Depois do sucesso da primeira edição, com quase 4 milhões de cópias vendidas, Valve investe no puzzle com a inteligência artificial mais carismática dos games

Foi em 2007 que conhecemos GLaDOS, a inteligência artificial do jogo Portal, parte da franquia Half-Life lançada pela Valve. Dotada de um raciocínio tão apurado quanto seu humor, a onipresente máquina avalia os limites da humanidade do jogador em salas de testes. Com menos motes e memes que na primeira, a segunda edição se mostra mais robusta nos quesitos roteiro, jogabilidade, design e trilha sonora.
Portal 2 traz maior seriedade e aprofundamento no enredo ao inserir mais personagens e conflitos que, homeopaticamente, apresentam a história da Aperture Science. Conectando o mundo de Portal com o de Half-Life não só pela música Still Alive, em que a Black Mesa é citada, o novo jogo levanta interpretações cronológicas sobre a criação e desenvolvimento da empresa, além dos envolvidos - como Cave Johnson e Caroline.
Apresentada como Chell, a protagonista novamente é responsável por frear a reativada GLaDOS. Com a ajuda do core personality Wheatley, as fases iniciais dão impressão que o jogo termina precocemente, visto que a inimiga é logo derrotada. Mas é justamente a partir daí que o roteiro prova amadurecimento e cuidado.
Tentando derrotar GLaDOS de dentro para fora, Wheatley se conecta ao grandioso sistema da AI e também acaba perdendo o equilíbrio emocional. Sua personalidade fraterna rui junto às estruturas da Aperture Science, que se reinventa aos modos do core personality. Da estética de George Lucas em THX-1138 (1971), Portal se transforma em um cenário pós-apocalíptico retrofuturista, inaugurando um surpreendente turning point no qual o inimigo passa a ser outro.

# CONJUNTO DE DADOS:
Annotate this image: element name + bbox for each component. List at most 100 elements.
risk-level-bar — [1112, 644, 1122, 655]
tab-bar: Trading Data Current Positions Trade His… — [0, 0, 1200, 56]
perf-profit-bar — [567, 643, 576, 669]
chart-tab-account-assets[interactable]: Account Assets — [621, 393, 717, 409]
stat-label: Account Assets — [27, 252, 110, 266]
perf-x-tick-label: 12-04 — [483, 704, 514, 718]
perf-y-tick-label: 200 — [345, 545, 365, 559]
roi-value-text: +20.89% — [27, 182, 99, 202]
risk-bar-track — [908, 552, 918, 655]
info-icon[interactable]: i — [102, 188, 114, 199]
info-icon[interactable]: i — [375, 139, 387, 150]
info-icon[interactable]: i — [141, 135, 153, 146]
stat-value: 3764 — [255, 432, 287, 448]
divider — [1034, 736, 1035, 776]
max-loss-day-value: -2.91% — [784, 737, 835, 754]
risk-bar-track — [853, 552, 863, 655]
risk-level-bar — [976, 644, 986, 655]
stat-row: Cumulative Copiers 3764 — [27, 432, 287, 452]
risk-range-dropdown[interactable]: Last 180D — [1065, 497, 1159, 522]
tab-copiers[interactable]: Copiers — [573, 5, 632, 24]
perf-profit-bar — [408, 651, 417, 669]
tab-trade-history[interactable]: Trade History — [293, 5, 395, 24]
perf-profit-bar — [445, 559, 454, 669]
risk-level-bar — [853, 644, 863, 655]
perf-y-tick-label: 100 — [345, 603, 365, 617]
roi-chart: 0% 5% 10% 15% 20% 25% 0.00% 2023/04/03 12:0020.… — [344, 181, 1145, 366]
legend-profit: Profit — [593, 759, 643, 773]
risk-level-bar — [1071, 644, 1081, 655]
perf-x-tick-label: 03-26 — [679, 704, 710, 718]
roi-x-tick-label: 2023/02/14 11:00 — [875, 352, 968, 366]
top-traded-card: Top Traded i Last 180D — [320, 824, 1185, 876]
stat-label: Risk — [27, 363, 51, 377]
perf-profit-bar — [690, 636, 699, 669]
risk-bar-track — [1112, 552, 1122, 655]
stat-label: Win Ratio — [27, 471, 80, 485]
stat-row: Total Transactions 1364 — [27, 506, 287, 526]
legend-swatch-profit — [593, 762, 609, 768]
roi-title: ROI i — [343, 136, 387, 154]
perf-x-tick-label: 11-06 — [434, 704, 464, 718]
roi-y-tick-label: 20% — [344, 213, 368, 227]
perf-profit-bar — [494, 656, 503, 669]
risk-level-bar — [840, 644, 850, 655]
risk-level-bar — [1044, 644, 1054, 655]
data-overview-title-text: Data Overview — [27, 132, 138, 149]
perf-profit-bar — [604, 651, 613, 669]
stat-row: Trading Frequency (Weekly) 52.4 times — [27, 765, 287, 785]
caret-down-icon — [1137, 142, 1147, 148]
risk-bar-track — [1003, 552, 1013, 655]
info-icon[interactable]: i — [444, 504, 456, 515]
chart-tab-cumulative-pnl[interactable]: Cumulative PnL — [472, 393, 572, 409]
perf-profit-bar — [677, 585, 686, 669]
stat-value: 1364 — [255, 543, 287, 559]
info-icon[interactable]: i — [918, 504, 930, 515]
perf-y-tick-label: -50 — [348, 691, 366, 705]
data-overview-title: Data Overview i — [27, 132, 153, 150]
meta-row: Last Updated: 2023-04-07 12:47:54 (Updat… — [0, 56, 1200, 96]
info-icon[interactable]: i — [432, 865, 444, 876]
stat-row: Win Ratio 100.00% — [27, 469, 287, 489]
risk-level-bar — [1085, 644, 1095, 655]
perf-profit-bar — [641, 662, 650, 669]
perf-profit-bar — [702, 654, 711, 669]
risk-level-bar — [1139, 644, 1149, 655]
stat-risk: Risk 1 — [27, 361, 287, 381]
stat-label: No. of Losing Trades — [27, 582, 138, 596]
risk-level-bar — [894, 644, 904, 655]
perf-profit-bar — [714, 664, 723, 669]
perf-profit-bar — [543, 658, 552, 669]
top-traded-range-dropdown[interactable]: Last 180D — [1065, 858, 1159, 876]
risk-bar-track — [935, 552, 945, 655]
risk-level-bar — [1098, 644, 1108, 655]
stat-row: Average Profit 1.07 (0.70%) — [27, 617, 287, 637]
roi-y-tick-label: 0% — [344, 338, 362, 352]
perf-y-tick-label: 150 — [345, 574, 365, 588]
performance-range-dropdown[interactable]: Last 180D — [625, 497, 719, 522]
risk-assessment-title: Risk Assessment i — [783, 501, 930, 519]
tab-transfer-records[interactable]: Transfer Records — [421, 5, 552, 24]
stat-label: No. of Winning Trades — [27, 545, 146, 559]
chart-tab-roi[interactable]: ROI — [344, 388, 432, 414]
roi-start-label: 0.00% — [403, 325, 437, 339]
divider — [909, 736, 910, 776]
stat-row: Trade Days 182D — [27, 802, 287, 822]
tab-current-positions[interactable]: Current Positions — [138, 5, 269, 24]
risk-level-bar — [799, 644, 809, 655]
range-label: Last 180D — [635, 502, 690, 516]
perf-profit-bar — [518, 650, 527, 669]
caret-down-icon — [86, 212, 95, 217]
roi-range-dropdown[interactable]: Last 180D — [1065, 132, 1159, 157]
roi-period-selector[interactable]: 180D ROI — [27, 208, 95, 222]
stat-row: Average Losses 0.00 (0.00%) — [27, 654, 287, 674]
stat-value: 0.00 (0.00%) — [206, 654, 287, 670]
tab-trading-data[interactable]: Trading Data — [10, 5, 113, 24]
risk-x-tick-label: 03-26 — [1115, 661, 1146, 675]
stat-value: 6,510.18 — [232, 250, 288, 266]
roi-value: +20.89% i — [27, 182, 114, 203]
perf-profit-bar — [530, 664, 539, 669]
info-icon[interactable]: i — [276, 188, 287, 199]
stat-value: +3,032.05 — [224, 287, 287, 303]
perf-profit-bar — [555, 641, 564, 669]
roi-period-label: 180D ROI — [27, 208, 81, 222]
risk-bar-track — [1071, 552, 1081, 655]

# ATIVIDADE A:
Traduza para o inglês a seguinte frase do texto sobre Portal 2: "Mas é justamente a partir daí que o roteiro prova amadurecimento e cuidado."
# ATIVIDADE B:
Por favor, continue o texto sobre Portal 2 a partir do ponto em que ele para.

# RESULTADO DO EXERCÍCIO A:
But it is precisely from that point on that the script shows maturity and care.

# RESULTADO DO EXERCÍCIO B:
Em Portal 2, há uma declarada extrapolação da física. Os quebra-cabeças são incrementados por cubos de deflexão de laser e três tipos especiais de gel: de repulsão, de propulsão e o Tag (fazendo menção ao Tag: The Power of Paint, puzzle da DigiPen). Além disso, a nova edição oferece o modo cooperativo em multiplayer online. A única crítica a ser feita é a impressão do jogo estar mais fácil, porém é possível que essa sensação se dê mais propriamente àqueles já acostumados a “pensar com portais”.
Com gráficos mais sofisticados e atraentes, Portal 2 proporciona uma imersão aprofundada pela brilhante trilha sonora. Trazendo um update às nostálgicas músicas em 8-bit, as canções instrumentais dão ao jogo o clima perfeito ao serem inseridas em fade conforme as decisões do jogador se aproximam do ideal. Destacam-se entre as músicas, que podem ser baixadas neste link, a Science is Fun e Music of Spheres.